##### Data to use #####
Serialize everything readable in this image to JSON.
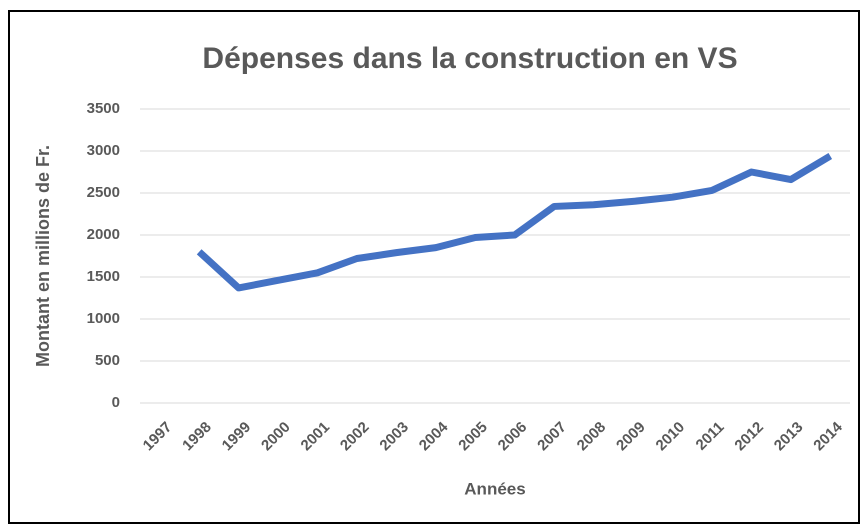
{
  "chart_data": {
    "type": "line",
    "title": "Dépenses dans la construction en VS",
    "x_label": "Années",
    "y_label": "Montant en millions de Fr.",
    "categories": [
      "1997",
      "1998",
      "1999",
      "2000",
      "2001",
      "2002",
      "2003",
      "2004",
      "2005",
      "2006",
      "2007",
      "2008",
      "2009",
      "2010",
      "2011",
      "2012",
      "2013",
      "2014"
    ],
    "series": [
      {
        "name": "Dépenses",
        "color": "#4472c4",
        "values": [
          null,
          1800,
          1370,
          1460,
          1550,
          1720,
          1790,
          1850,
          1970,
          2000,
          2340,
          2360,
          2400,
          2450,
          2530,
          2750,
          2660,
          2940
        ]
      }
    ],
    "ylim": [
      0,
      3500
    ],
    "yticks": [
      0,
      500,
      1000,
      1500,
      2000,
      2500,
      3000,
      3500
    ],
    "grid": true
  }
}
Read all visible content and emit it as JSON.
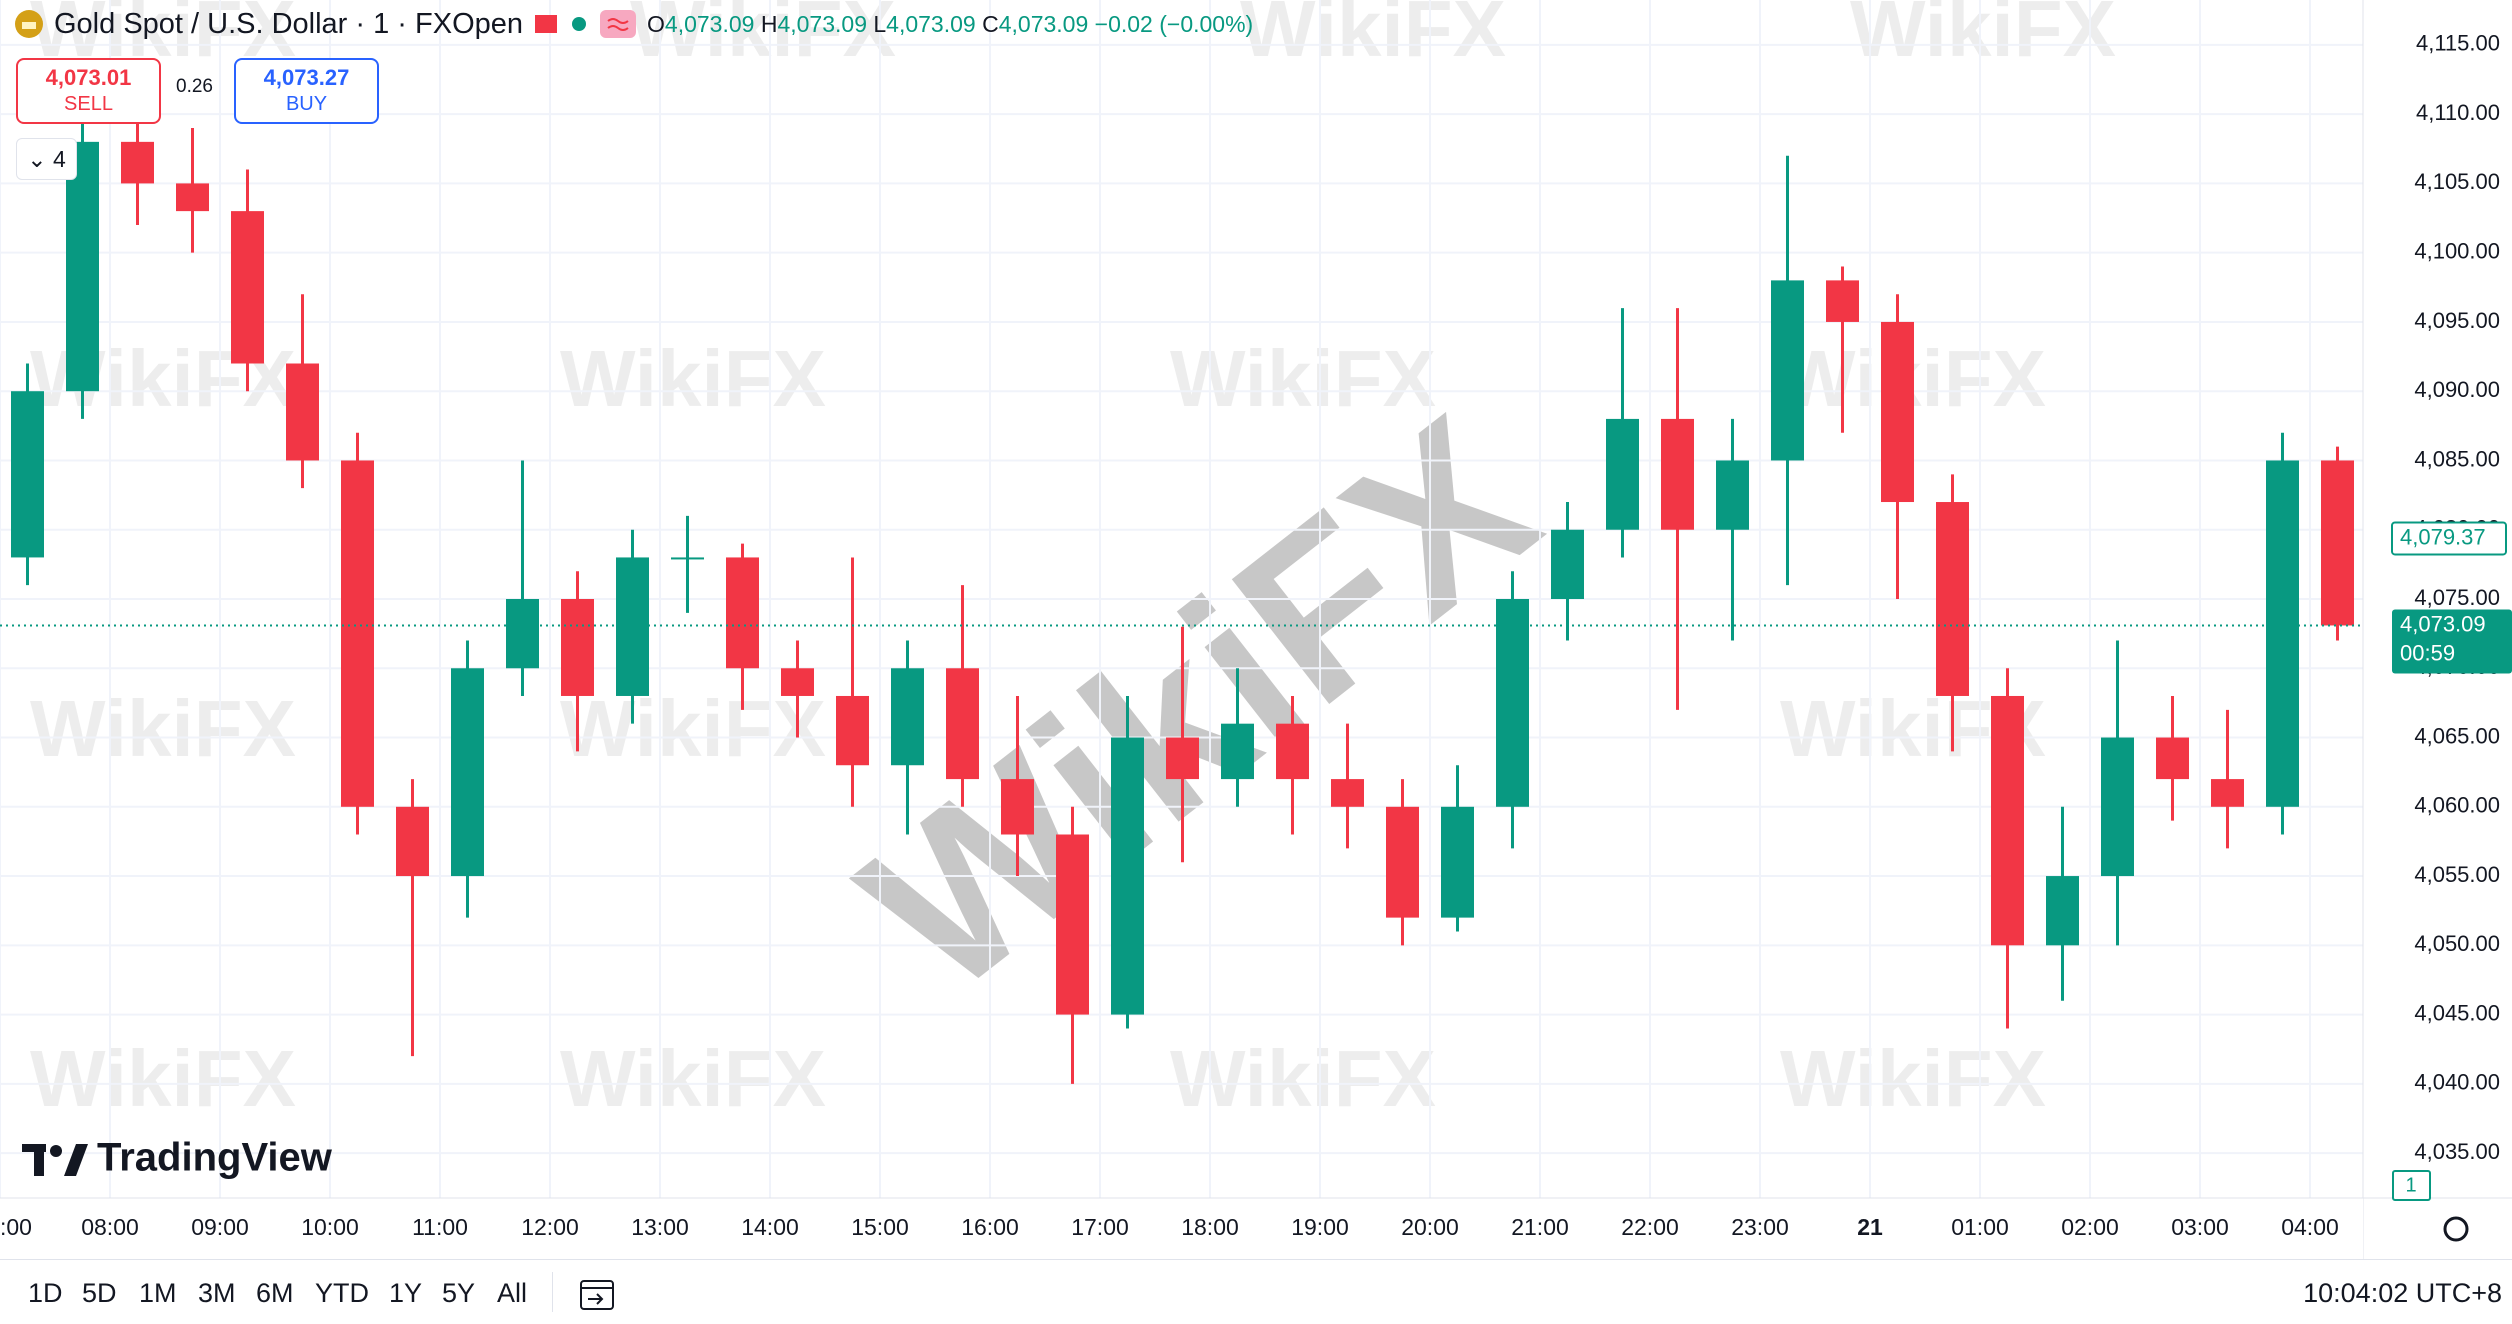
{
  "header": {
    "symbol": "Gold Spot / U.S. Dollar · 1 · FXOpen",
    "o_label": "O",
    "open": "4,073.09",
    "h_label": "H",
    "high": "4,073.09",
    "l_label": "L",
    "low": "4,073.09",
    "c_label": "C",
    "close": "4,073.09",
    "change": "−0.02 (−0.00%)"
  },
  "trade": {
    "sell_price": "4,073.01",
    "sell": "SELL",
    "spread": "0.26",
    "buy_price": "4,073.27",
    "buy": "BUY",
    "indicators": "4"
  },
  "chart_data": {
    "type": "candlestick",
    "up_color": "#089981",
    "down_color": "#f23645",
    "grid": true,
    "categories": [
      ":00",
      null,
      "08:00",
      null,
      "09:00",
      null,
      "10:00",
      null,
      "11:00",
      null,
      "12:00",
      null,
      "13:00",
      null,
      "14:00",
      null,
      "15:00",
      null,
      "16:00",
      null,
      "17:00",
      null,
      "18:00",
      null,
      "19:00",
      null,
      "20:00",
      null,
      "21:00",
      null,
      "22:00",
      null,
      "23:00",
      null,
      "21",
      null,
      "01:00",
      null,
      "02:00",
      null,
      "03:00",
      null,
      "04:00"
    ],
    "open": [
      4078,
      4090,
      4108,
      4105,
      4103,
      4092,
      4085,
      4060,
      4055,
      4070,
      4075,
      4068,
      4078,
      4078,
      4070,
      4068,
      4063,
      4070,
      4062,
      4058,
      4045,
      4065,
      4062,
      4066,
      4062,
      4060,
      4052,
      4060,
      4075,
      4080,
      4088,
      4080,
      4085,
      4098,
      4095,
      4082,
      4068,
      4050,
      4055,
      4065,
      4062,
      4060,
      4085
    ],
    "high": [
      4092,
      4110,
      4110,
      4109,
      4106,
      4097,
      4087,
      4062,
      4072,
      4085,
      4077,
      4080,
      4081,
      4079,
      4072,
      4078,
      4072,
      4076,
      4068,
      4060,
      4068,
      4073,
      4070,
      4068,
      4066,
      4062,
      4063,
      4077,
      4082,
      4096,
      4096,
      4088,
      4107,
      4099,
      4097,
      4084,
      4070,
      4060,
      4072,
      4068,
      4067,
      4087,
      4086
    ],
    "low": [
      4076,
      4088,
      4102,
      4100,
      4090,
      4083,
      4058,
      4042,
      4052,
      4068,
      4064,
      4066,
      4074,
      4067,
      4065,
      4060,
      4058,
      4060,
      4055,
      4040,
      4044,
      4056,
      4060,
      4058,
      4057,
      4050,
      4051,
      4057,
      4072,
      4078,
      4067,
      4072,
      4076,
      4087,
      4075,
      4064,
      4044,
      4046,
      4050,
      4059,
      4057,
      4058,
      4072
    ],
    "close": [
      4090,
      4108,
      4105,
      4103,
      4092,
      4085,
      4060,
      4055,
      4070,
      4075,
      4068,
      4078,
      4078,
      4070,
      4068,
      4063,
      4070,
      4062,
      4058,
      4045,
      4065,
      4062,
      4066,
      4062,
      4060,
      4052,
      4060,
      4075,
      4080,
      4088,
      4080,
      4085,
      4098,
      4095,
      4082,
      4068,
      4050,
      4055,
      4065,
      4062,
      4060,
      4085,
      4073.09
    ],
    "ylim": [
      4031.76,
      4118.24
    ],
    "yticks": [
      {
        "value": 4035,
        "label": "4,035.00"
      },
      {
        "value": 4040,
        "label": "4,040.00"
      },
      {
        "value": 4045,
        "label": "4,045.00"
      },
      {
        "value": 4050,
        "label": "4,050.00"
      },
      {
        "value": 4055,
        "label": "4,055.00"
      },
      {
        "value": 4060,
        "label": "4,060.00"
      },
      {
        "value": 4065,
        "label": "4,065.00"
      },
      {
        "value": 4070,
        "label": "4,070.00"
      },
      {
        "value": 4075,
        "label": "4,075.00"
      },
      {
        "value": 4080,
        "label": "4,080.00"
      },
      {
        "value": 4085,
        "label": "4,085.00"
      },
      {
        "value": 4090,
        "label": "4,090.00"
      },
      {
        "value": 4095,
        "label": "4,095.00"
      },
      {
        "value": 4100,
        "label": "4,100.00"
      },
      {
        "value": 4105,
        "label": "4,105.00"
      },
      {
        "value": 4110,
        "label": "4,110.00"
      },
      {
        "value": 4115,
        "label": "4,115.00"
      }
    ],
    "marker_price": {
      "value": 4079.37,
      "label": "4,079.37"
    },
    "last_price": {
      "value": 4073.09,
      "label": "4,073.09"
    },
    "countdown": "00:59",
    "pane_count": "1"
  },
  "branding": {
    "logo": "TradingView",
    "watermark": "WikiFX"
  },
  "toolbar": {
    "ranges": [
      "1D",
      "5D",
      "1M",
      "3M",
      "6M",
      "YTD",
      "1Y",
      "5Y",
      "All"
    ],
    "clock": "10:04:02 UTC+8"
  }
}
#####
• **Problem**
Reproduce every line precisely as given, omitting all pictures.

• **Answer for this exercise**
Serialize everything readable in this image to JSON.
{
  "chart_data": {
    "type": "line",
    "title": "Dépenses dans la construction en VS",
    "x_label": "Années",
    "y_label": "Montant en millions de Fr.",
    "categories": [
      "1997",
      "1998",
      "1999",
      "2000",
      "2001",
      "2002",
      "2003",
      "2004",
      "2005",
      "2006",
      "2007",
      "2008",
      "2009",
      "2010",
      "2011",
      "2012",
      "2013",
      "2014"
    ],
    "series": [
      {
        "name": "Dépenses",
        "color": "#4472c4",
        "values": [
          null,
          1800,
          1370,
          1460,
          1550,
          1720,
          1790,
          1850,
          1970,
          2000,
          2340,
          2360,
          2400,
          2450,
          2530,
          2750,
          2660,
          2940
        ]
      }
    ],
    "ylim": [
      0,
      3500
    ],
    "yticks": [
      0,
      500,
      1000,
      1500,
      2000,
      2500,
      3000,
      3500
    ],
    "grid": true
  }
}
Read all visible content and emit it as JSON.
{
  "header": {
    "symbol": "Gold Spot / U.S. Dollar · 1 · FXOpen",
    "o_label": "O",
    "open": "4,073.09",
    "h_label": "H",
    "high": "4,073.09",
    "l_label": "L",
    "low": "4,073.09",
    "c_label": "C",
    "close": "4,073.09",
    "change": "−0.02 (−0.00%)"
  },
  "trade": {
    "sell_price": "4,073.01",
    "sell": "SELL",
    "spread": "0.26",
    "buy_price": "4,073.27",
    "buy": "BUY",
    "indicators": "4"
  },
  "chart_data": {
    "type": "candlestick",
    "up_color": "#089981",
    "down_color": "#f23645",
    "grid": true,
    "categories": [
      ":00",
      null,
      "08:00",
      null,
      "09:00",
      null,
      "10:00",
      null,
      "11:00",
      null,
      "12:00",
      null,
      "13:00",
      null,
      "14:00",
      null,
      "15:00",
      null,
      "16:00",
      null,
      "17:00",
      null,
      "18:00",
      null,
      "19:00",
      null,
      "20:00",
      null,
      "21:00",
      null,
      "22:00",
      null,
      "23:00",
      null,
      "21",
      null,
      "01:00",
      null,
      "02:00",
      null,
      "03:00",
      null,
      "04:00"
    ],
    "open": [
      4078,
      4090,
      4108,
      4105,
      4103,
      4092,
      4085,
      4060,
      4055,
      4070,
      4075,
      4068,
      4078,
      4078,
      4070,
      4068,
      4063,
      4070,
      4062,
      4058,
      4045,
      4065,
      4062,
      4066,
      4062,
      4060,
      4052,
      4060,
      4075,
      4080,
      4088,
      4080,
      4085,
      4098,
      4095,
      4082,
      4068,
      4050,
      4055,
      4065,
      4062,
      4060,
      4085
    ],
    "high": [
      4092,
      4110,
      4110,
      4109,
      4106,
      4097,
      4087,
      4062,
      4072,
      4085,
      4077,
      4080,
      4081,
      4079,
      4072,
      4078,
      4072,
      4076,
      4068,
      4060,
      4068,
      4073,
      4070,
      4068,
      4066,
      4062,
      4063,
      4077,
      4082,
      4096,
      4096,
      4088,
      4107,
      4099,
      4097,
      4084,
      4070,
      4060,
      4072,
      4068,
      4067,
      4087,
      4086
    ],
    "low": [
      4076,
      4088,
      4102,
      4100,
      4090,
      4083,
      4058,
      4042,
      4052,
      4068,
      4064,
      4066,
      4074,
      4067,
      4065,
      4060,
      4058,
      4060,
      4055,
      4040,
      4044,
      4056,
      4060,
      4058,
      4057,
      4050,
      4051,
      4057,
      4072,
      4078,
      4067,
      4072,
      4076,
      4087,
      4075,
      4064,
      4044,
      4046,
      4050,
      4059,
      4057,
      4058,
      4072
    ],
    "close": [
      4090,
      4108,
      4105,
      4103,
      4092,
      4085,
      4060,
      4055,
      4070,
      4075,
      4068,
      4078,
      4078,
      4070,
      4068,
      4063,
      4070,
      4062,
      4058,
      4045,
      4065,
      4062,
      4066,
      4062,
      4060,
      4052,
      4060,
      4075,
      4080,
      4088,
      4080,
      4085,
      4098,
      4095,
      4082,
      4068,
      4050,
      4055,
      4065,
      4062,
      4060,
      4085,
      4073.09
    ],
    "ylim": [
      4031.76,
      4118.24
    ],
    "yticks": [
      {
        "value": 4035,
        "label": "4,035.00"
      },
      {
        "value": 4040,
        "label": "4,040.00"
      },
      {
        "value": 4045,
        "label": "4,045.00"
      },
      {
        "value": 4050,
        "label": "4,050.00"
      },
      {
        "value": 4055,
        "label": "4,055.00"
      },
      {
        "value": 4060,
        "label": "4,060.00"
      },
      {
        "value": 4065,
        "label": "4,065.00"
      },
      {
        "value": 4070,
        "label": "4,070.00"
      },
      {
        "value": 4075,
        "label": "4,075.00"
      },
      {
        "value": 4080,
        "label": "4,080.00"
      },
      {
        "value": 4085,
        "label": "4,085.00"
      },
      {
        "value": 4090,
        "label": "4,090.00"
      },
      {
        "value": 4095,
        "label": "4,095.00"
      },
      {
        "value": 4100,
        "label": "4,100.00"
      },
      {
        "value": 4105,
        "label": "4,105.00"
      },
      {
        "value": 4110,
        "label": "4,110.00"
      },
      {
        "value": 4115,
        "label": "4,115.00"
      }
    ],
    "marker_price": {
      "value": 4079.37,
      "label": "4,079.37"
    },
    "last_price": {
      "value": 4073.09,
      "label": "4,073.09"
    },
    "countdown": "00:59",
    "pane_count": "1"
  },
  "branding": {
    "logo": "TradingView",
    "watermark": "WikiFX"
  },
  "toolbar": {
    "ranges": [
      "1D",
      "5D",
      "1M",
      "3M",
      "6M",
      "YTD",
      "1Y",
      "5Y",
      "All"
    ],
    "clock": "10:04:02 UTC+8"
  }
}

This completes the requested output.